→ **Instructions to follow**: Set out each line from the following listing that includes the word "Cobra".

→ **Dataset records**:

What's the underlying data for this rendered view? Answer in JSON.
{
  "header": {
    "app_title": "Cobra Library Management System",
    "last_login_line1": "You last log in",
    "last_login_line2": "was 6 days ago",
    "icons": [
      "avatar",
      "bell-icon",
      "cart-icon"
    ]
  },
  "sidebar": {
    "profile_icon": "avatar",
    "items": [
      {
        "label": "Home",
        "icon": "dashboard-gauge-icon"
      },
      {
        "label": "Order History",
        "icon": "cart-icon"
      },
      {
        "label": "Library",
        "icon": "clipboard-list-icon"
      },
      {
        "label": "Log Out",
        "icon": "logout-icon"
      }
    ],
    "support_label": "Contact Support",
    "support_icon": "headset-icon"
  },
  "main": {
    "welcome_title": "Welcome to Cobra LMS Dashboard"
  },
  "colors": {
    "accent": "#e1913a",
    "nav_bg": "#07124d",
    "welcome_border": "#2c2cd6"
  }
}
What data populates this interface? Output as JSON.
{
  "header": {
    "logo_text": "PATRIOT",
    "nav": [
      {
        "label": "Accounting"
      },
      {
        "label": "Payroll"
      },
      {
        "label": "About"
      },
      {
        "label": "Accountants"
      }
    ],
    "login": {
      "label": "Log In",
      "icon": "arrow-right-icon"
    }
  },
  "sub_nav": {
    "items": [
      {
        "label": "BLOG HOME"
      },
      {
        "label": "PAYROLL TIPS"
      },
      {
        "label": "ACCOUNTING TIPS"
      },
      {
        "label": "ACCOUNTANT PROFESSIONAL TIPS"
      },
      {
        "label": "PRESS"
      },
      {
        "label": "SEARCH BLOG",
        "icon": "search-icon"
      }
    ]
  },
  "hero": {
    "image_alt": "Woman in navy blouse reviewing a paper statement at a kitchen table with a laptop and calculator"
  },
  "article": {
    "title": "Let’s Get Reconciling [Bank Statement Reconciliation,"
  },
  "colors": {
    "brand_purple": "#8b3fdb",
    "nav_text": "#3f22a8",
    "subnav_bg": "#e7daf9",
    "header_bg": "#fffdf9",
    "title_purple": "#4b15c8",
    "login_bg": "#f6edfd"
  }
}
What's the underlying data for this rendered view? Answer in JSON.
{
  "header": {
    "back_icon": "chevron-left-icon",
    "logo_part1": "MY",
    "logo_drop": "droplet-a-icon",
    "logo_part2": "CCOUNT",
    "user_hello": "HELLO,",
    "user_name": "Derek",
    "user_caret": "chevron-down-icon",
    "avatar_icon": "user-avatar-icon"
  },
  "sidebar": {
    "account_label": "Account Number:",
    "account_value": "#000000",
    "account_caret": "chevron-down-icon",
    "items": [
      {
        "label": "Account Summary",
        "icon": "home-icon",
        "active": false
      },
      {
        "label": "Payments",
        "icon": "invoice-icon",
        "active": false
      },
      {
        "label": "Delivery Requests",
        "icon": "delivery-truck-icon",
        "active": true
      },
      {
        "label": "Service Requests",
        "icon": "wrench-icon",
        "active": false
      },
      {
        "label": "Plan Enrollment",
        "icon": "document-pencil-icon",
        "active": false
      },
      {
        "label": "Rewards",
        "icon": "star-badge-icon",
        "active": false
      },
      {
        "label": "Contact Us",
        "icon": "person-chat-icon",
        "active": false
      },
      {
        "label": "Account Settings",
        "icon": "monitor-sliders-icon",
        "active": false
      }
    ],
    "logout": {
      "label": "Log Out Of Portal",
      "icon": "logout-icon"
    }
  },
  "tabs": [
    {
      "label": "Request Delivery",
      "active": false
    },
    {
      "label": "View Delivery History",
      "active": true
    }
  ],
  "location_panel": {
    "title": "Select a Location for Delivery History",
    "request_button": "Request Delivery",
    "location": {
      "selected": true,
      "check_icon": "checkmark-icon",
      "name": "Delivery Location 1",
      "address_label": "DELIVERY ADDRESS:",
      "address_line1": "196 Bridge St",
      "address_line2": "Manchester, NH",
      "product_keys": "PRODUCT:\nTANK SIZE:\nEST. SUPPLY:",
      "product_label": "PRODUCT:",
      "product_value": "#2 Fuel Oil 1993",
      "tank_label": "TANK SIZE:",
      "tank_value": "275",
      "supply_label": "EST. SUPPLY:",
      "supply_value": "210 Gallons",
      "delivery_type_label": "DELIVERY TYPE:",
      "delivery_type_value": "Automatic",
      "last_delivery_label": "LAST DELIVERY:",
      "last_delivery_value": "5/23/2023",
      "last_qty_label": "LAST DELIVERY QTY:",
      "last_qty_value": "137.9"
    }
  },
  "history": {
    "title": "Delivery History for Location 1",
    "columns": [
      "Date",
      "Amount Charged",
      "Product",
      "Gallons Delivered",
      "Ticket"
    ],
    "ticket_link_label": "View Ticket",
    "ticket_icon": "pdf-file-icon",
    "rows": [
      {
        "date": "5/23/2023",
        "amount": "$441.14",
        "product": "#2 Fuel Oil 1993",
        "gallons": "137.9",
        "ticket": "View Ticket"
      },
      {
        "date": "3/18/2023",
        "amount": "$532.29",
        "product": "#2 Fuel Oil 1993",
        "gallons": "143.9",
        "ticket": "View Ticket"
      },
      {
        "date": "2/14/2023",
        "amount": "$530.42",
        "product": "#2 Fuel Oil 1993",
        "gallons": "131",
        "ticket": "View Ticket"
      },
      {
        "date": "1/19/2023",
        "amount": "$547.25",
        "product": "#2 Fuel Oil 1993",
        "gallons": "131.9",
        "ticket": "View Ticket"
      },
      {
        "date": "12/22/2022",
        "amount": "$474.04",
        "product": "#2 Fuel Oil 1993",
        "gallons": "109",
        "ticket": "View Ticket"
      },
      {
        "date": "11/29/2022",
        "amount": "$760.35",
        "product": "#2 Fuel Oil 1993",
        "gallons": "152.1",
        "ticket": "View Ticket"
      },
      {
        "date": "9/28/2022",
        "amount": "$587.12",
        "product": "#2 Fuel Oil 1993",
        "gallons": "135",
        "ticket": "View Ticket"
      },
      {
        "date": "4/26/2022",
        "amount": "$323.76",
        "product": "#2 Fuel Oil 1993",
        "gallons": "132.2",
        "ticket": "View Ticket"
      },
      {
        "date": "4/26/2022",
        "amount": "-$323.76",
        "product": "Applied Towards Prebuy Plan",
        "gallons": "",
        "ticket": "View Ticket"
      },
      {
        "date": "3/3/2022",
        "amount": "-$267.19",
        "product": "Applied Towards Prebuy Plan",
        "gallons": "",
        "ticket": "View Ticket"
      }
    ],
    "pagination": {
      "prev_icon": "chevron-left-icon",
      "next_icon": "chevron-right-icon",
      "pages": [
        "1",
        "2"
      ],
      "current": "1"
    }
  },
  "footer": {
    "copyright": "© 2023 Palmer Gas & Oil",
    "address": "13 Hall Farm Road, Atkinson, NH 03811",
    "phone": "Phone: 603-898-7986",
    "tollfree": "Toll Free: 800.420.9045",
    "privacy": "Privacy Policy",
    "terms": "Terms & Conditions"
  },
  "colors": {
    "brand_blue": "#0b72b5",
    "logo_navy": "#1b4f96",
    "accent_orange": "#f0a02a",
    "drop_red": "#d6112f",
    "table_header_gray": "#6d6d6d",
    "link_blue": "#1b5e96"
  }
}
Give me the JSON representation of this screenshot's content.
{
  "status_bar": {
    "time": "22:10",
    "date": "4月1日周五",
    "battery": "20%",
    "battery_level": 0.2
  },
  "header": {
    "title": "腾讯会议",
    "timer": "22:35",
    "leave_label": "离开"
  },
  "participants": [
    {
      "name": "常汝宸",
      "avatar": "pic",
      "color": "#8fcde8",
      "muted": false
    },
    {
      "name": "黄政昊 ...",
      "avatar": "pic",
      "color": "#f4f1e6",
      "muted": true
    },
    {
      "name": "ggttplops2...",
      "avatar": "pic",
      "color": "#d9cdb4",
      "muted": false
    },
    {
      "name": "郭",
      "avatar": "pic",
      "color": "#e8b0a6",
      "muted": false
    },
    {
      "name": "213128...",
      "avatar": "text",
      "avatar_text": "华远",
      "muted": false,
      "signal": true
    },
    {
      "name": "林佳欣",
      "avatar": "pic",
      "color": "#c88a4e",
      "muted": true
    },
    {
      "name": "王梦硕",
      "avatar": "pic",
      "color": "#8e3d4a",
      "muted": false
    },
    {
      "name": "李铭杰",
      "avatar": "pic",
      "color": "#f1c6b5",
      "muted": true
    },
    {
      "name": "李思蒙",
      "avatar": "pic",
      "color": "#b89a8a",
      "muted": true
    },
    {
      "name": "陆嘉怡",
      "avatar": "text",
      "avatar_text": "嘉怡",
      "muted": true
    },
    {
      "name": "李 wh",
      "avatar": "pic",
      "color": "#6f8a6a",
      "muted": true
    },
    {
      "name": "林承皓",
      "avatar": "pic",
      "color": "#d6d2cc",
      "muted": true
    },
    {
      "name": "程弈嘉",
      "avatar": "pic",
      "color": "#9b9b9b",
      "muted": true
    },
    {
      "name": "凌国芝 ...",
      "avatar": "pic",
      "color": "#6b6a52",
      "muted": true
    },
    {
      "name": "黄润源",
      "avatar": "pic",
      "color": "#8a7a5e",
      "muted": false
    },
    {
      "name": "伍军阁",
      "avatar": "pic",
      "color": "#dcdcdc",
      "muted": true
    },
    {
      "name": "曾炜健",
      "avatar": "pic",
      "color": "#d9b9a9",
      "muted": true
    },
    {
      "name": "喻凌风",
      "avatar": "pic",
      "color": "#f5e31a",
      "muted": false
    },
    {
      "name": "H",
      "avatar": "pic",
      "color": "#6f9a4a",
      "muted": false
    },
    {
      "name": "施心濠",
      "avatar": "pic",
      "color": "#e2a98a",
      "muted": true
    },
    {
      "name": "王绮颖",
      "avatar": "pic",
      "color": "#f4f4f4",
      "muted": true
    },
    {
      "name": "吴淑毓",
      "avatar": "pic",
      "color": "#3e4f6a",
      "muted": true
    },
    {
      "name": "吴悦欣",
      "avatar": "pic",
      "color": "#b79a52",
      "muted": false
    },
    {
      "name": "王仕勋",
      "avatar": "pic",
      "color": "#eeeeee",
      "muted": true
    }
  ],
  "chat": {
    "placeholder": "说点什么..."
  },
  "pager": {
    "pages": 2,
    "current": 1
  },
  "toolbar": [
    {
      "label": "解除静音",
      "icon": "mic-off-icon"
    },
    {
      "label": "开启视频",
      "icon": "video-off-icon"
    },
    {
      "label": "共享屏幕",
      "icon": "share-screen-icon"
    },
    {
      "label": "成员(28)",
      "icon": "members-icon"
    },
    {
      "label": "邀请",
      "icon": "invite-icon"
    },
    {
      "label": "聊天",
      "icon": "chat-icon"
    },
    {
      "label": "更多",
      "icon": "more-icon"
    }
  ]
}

→ **Output of the exercise**:
    "app_title": "Cobra Library Management System",
    "welcome_title": "Welcome to Cobra LMS Dashboard"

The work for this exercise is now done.